──────── Dataset content ────────

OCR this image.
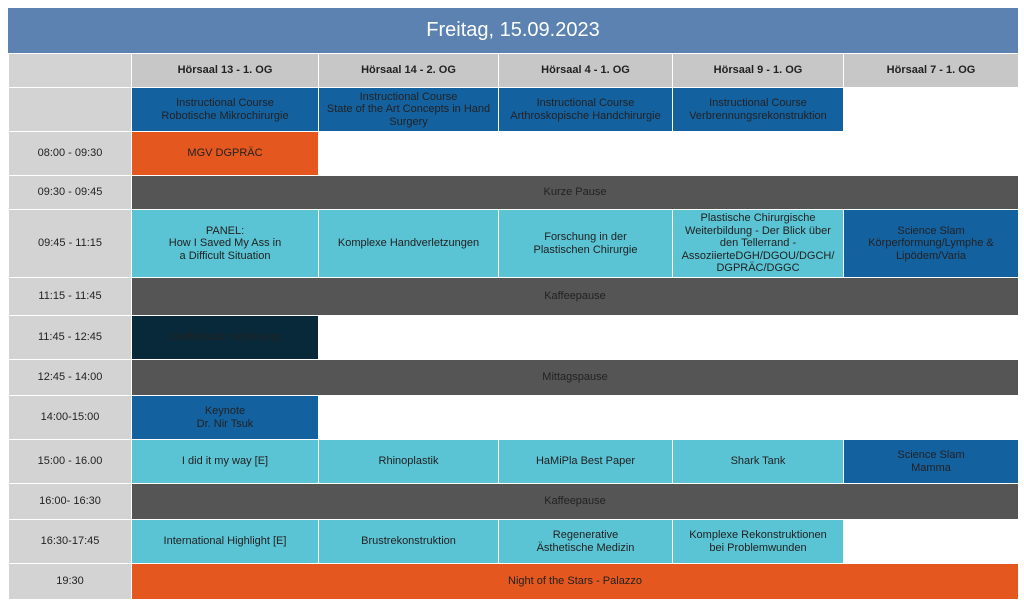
Freitag, 15.09.2023
	Hörsaal 13 - 1. OG	Hörsaal 14 - 2. OG	Hörsaal 4 - 1. OG	Hörsaal 9 - 1. OG	Hörsaal 7 - 1. OG

	Instructional Course
Robotische Mikrochirurgie	Instructional Course
State of the Art Concepts in Hand Surgery	Instructional Course
Arthroskopische Handchirurgie	Instructional Course
Verbrennungsrekonstruktion	

08:00 - 09:30	MGV DGPRÄC				
09:30 - 09:45	Kurze Pause				
09:45 - 11:15	PANEL:
How I Saved My Ass in
a Difficult Situation	Komplexe Handverletzungen	Forschung in der
Plastischen Chirurgie	Plastische Chirurgische
Weiterbildung - Der Blick über
den Tellerrand -
AssoziierteDGH/DGOU/DGCH/
DGPRÄC/DGGC	Science Slam
Körperformung/Lymphe &
Lipödem/Varia

11:15 - 11:45	Kaffeepause				
11:45 - 12:45	Dieffenbach Vorlesung				
12:45 - 14:00	Mittagspause				
14:00-15:00	Keynote
Dr. Nir Tsuk				

15:00 - 16.00	I did it my way [E]	Rhinoplastik	HaMiPla Best Paper	Shark Tank	Science Slam
Mamma

16:00- 16:30	Kaffeepause				
16:30-17:45	International Highlight [E]	Brustrekonstruktion	Regenerative
Ästhetische Medizin	Komplexe Rekonstruktionen
bei Problemwunden	

19:30	Night of the Stars - Palazzo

────────

Set the data above down again exactly as given, with no pictures.

OCR this image.
Freitag, 15.09.2023
	Hörsaal 13 - 1. OG	Hörsaal 14 - 2. OG	Hörsaal 4 - 1. OG	Hörsaal 9 - 1. OG	Hörsaal 7 - 1. OG

	Instructional Course
Robotische Mikrochirurgie	Instructional Course
State of the Art Concepts in Hand Surgery	Instructional Course
Arthroskopische Handchirurgie	Instructional Course
Verbrennungsrekonstruktion	

08:00 - 09:30	MGV DGPRÄC				
09:30 - 09:45	Kurze Pause				
09:45 - 11:15	PANEL:
How I Saved My Ass in
a Difficult Situation	Komplexe Handverletzungen	Forschung in der
Plastischen Chirurgie	Plastische Chirurgische
Weiterbildung - Der Blick über
den Tellerrand -
AssoziierteDGH/DGOU/DGCH/
DGPRÄC/DGGC	Science Slam
Körperformung/Lymphe &
Lipödem/Varia

11:15 - 11:45	Kaffeepause				
11:45 - 12:45	Dieffenbach Vorlesung				
12:45 - 14:00	Mittagspause				
14:00-15:00	Keynote
Dr. Nir Tsuk				

15:00 - 16.00	I did it my way [E]	Rhinoplastik	HaMiPla Best Paper	Shark Tank	Science Slam
Mamma

16:00- 16:30	Kaffeepause				
16:30-17:45	International Highlight [E]	Brustrekonstruktion	Regenerative
Ästhetische Medizin	Komplexe Rekonstruktionen
bei Problemwunden	

19:30	Night of the Stars - Palazzo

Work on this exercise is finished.